* BEGIN RECORDS SHOWN *

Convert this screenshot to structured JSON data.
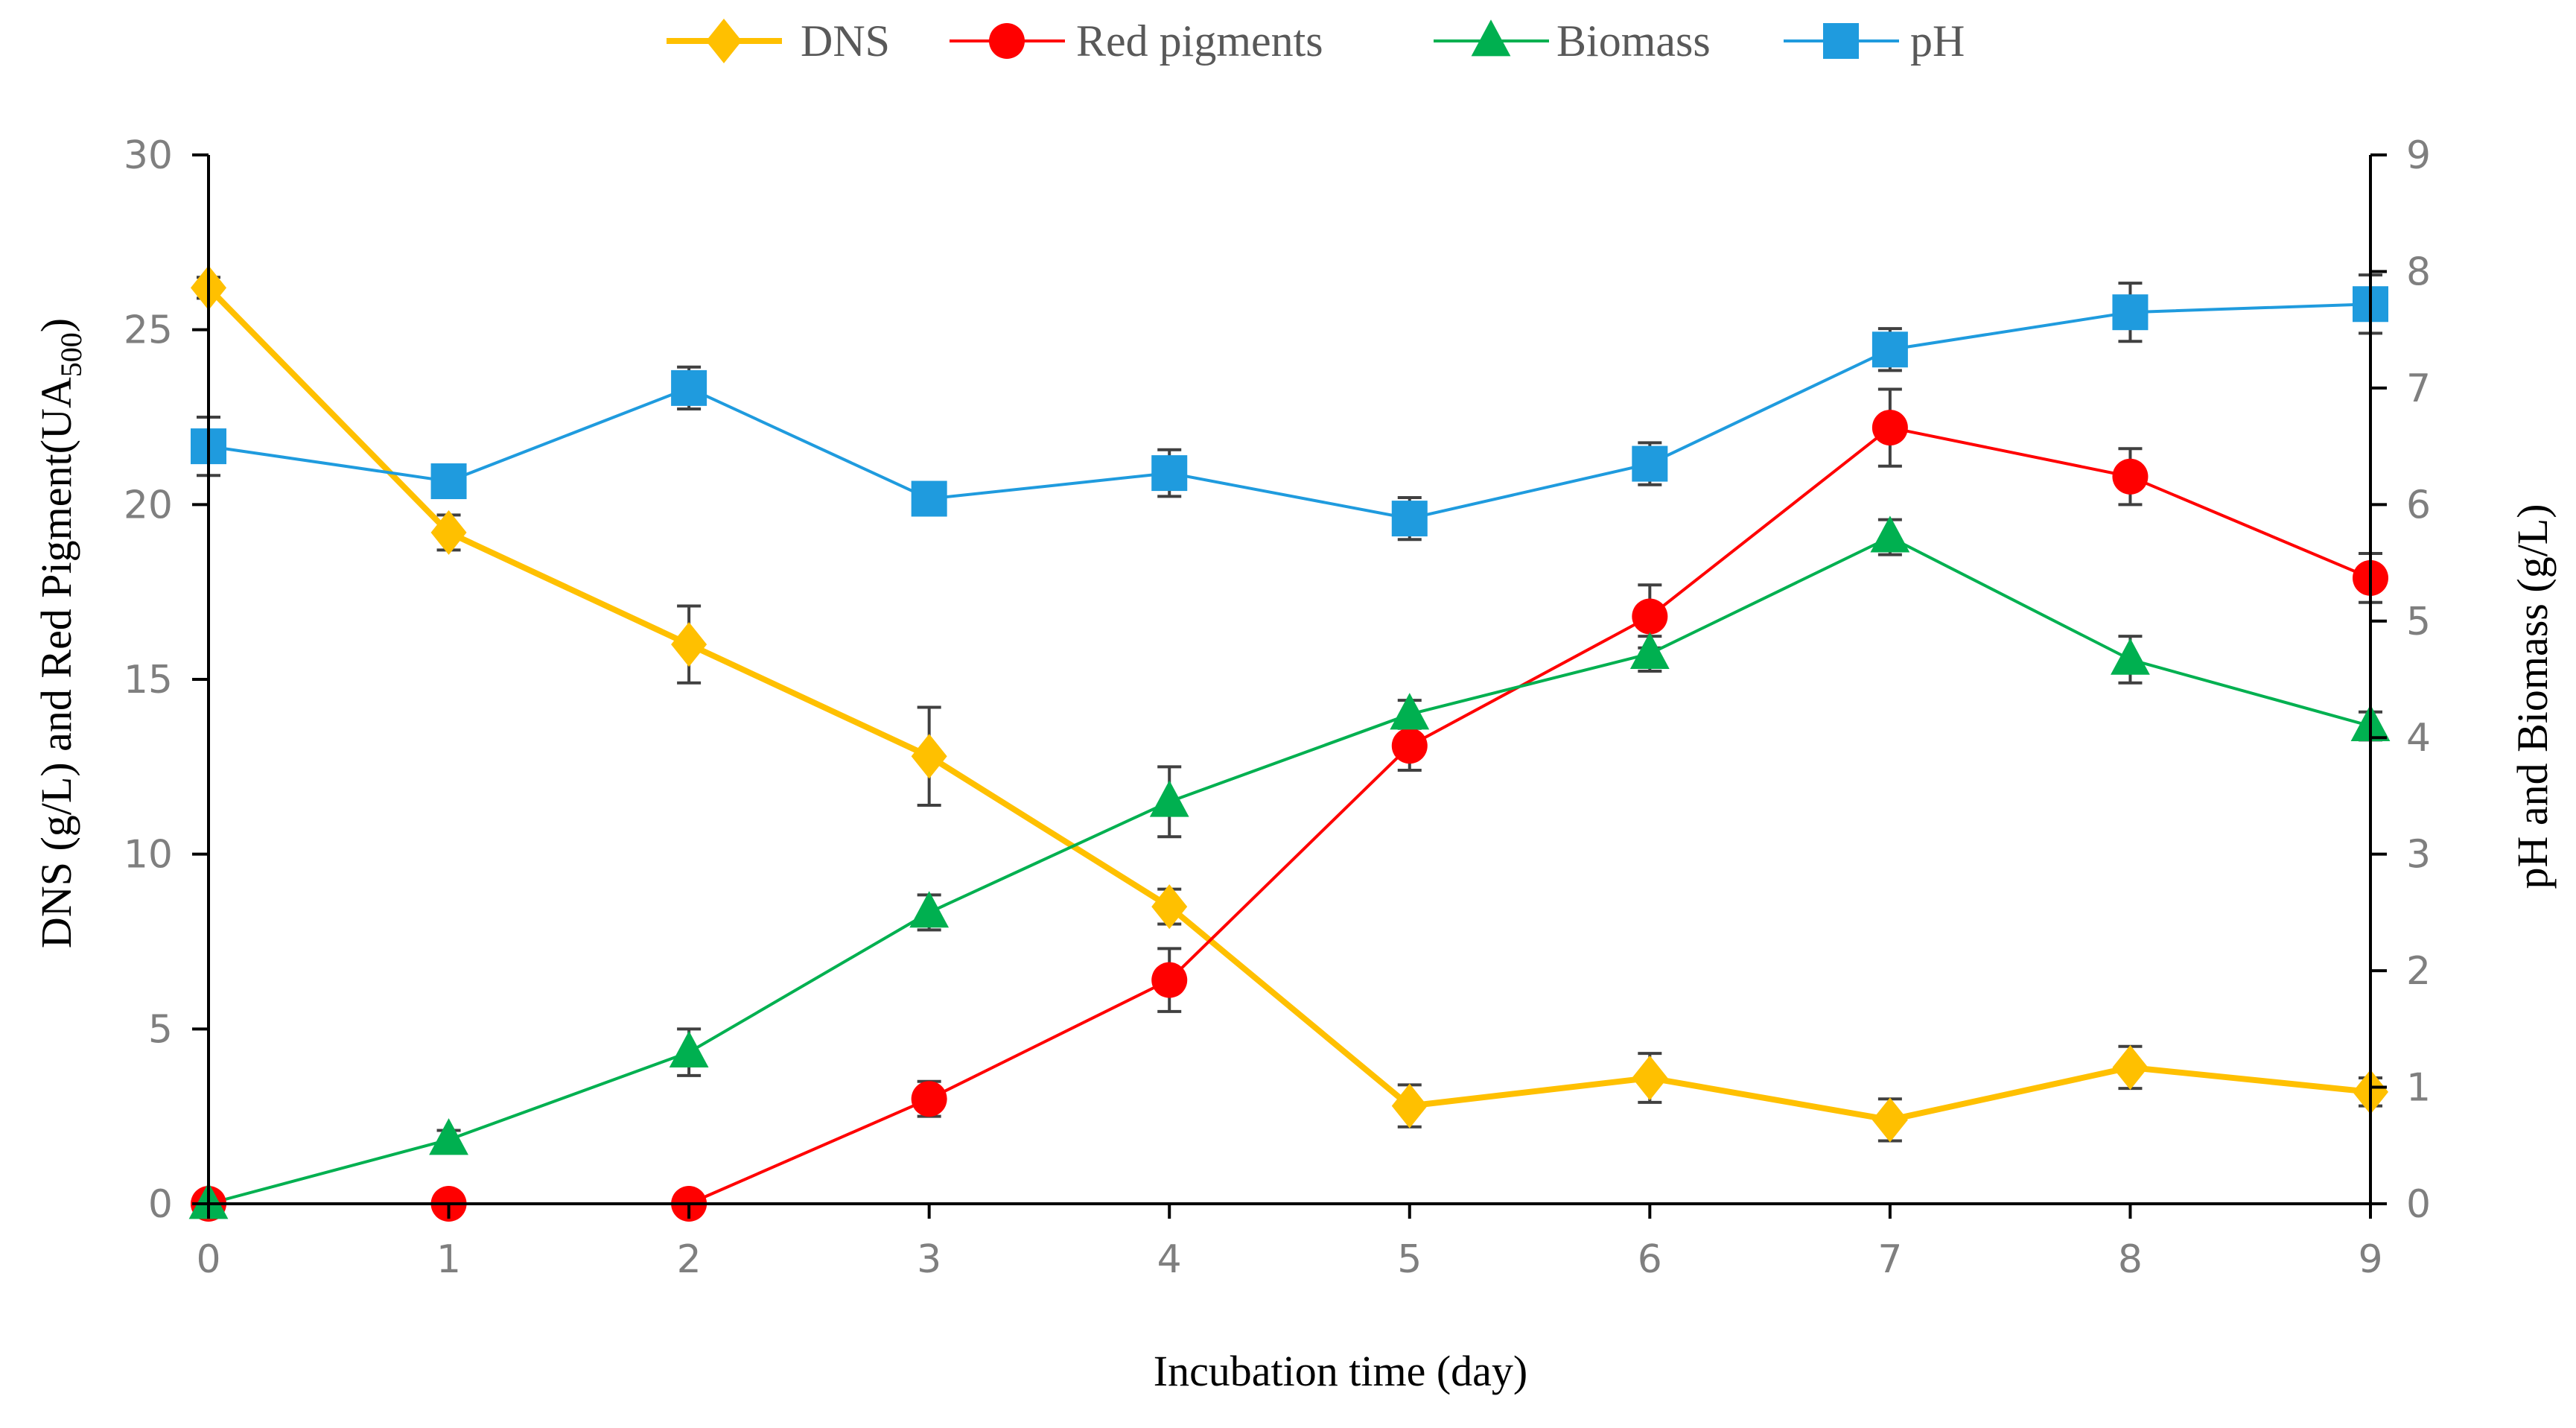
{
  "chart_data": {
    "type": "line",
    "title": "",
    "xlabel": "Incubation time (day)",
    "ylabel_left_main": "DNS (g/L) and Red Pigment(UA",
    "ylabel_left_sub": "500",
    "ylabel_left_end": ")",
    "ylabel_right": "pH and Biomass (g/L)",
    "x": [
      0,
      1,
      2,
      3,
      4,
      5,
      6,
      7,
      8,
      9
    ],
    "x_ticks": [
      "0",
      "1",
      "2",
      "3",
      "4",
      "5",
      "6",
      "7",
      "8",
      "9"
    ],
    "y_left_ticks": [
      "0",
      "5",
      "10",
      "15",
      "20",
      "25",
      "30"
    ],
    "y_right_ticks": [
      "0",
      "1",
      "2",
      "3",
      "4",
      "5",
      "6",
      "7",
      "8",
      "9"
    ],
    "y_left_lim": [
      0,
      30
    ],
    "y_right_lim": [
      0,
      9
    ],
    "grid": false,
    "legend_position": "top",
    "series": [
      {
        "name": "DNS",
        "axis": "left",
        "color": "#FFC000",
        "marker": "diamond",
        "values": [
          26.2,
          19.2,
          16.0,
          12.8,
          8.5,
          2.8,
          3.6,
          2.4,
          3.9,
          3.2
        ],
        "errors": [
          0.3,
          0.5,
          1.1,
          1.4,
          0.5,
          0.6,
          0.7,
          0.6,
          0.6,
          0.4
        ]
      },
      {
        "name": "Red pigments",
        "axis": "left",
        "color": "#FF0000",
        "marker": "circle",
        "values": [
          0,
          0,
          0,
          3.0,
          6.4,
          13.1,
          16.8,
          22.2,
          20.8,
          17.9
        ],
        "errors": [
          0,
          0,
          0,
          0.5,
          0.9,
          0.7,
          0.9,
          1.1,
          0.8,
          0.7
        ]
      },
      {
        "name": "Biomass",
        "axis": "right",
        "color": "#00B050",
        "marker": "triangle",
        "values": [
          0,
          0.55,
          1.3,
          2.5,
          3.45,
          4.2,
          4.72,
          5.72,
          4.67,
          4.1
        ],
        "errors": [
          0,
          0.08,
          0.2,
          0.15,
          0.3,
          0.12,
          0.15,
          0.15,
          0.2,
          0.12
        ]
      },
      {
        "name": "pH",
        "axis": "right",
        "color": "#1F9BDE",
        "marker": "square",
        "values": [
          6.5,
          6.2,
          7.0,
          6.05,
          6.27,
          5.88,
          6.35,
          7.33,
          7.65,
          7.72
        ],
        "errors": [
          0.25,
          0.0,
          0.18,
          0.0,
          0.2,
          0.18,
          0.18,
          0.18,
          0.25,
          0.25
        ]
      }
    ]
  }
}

* END RECORDS SHOWN *
* BEGIN RECORDS SHOWN *

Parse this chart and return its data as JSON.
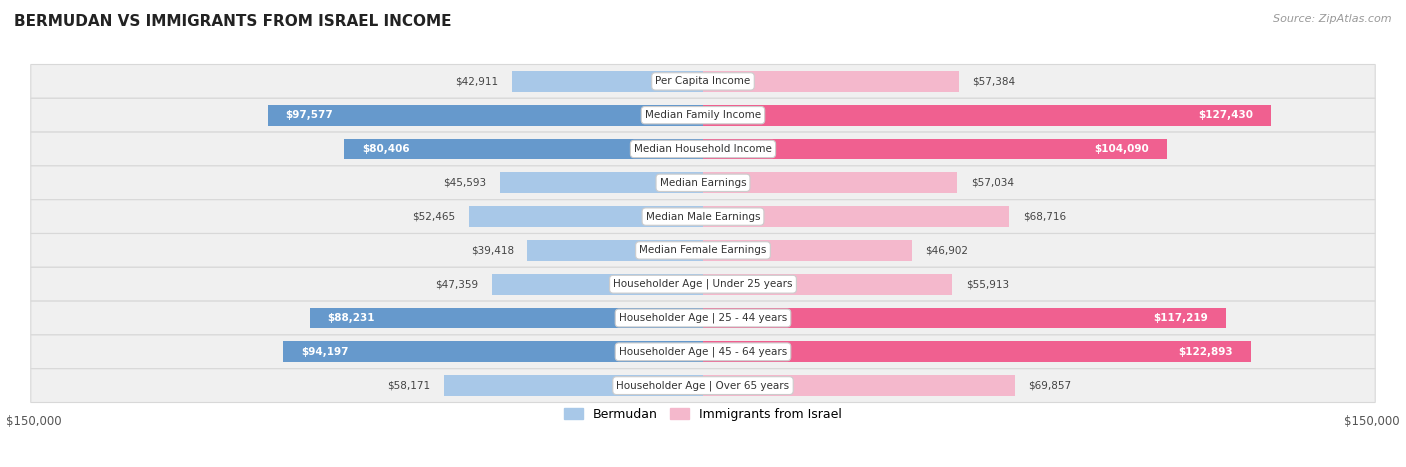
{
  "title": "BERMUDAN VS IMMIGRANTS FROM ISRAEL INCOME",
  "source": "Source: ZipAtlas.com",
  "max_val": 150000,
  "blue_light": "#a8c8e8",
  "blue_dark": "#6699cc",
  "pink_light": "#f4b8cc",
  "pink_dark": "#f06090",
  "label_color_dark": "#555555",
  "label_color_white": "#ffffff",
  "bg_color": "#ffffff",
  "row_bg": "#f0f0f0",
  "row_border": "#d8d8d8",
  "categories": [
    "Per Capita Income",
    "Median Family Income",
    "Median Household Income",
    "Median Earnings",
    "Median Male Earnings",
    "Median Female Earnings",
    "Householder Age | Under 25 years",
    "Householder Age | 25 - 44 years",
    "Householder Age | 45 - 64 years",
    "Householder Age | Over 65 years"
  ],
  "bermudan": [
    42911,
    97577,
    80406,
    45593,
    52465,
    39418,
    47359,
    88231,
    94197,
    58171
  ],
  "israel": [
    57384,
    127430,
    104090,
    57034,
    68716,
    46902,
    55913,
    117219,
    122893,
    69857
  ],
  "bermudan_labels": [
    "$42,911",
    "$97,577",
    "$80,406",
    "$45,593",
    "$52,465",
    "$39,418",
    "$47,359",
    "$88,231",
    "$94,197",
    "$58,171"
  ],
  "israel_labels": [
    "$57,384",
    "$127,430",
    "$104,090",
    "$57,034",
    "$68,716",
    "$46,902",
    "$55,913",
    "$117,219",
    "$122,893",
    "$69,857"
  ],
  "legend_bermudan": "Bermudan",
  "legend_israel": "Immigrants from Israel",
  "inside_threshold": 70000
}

* END RECORDS SHOWN *

• WORK TO BE COMPLETED:
Show the lines that mention the word "this".

• FULL ANSWER:
Convert this screenshot to structured JSON data.
Parse this chart and return its data as JSON.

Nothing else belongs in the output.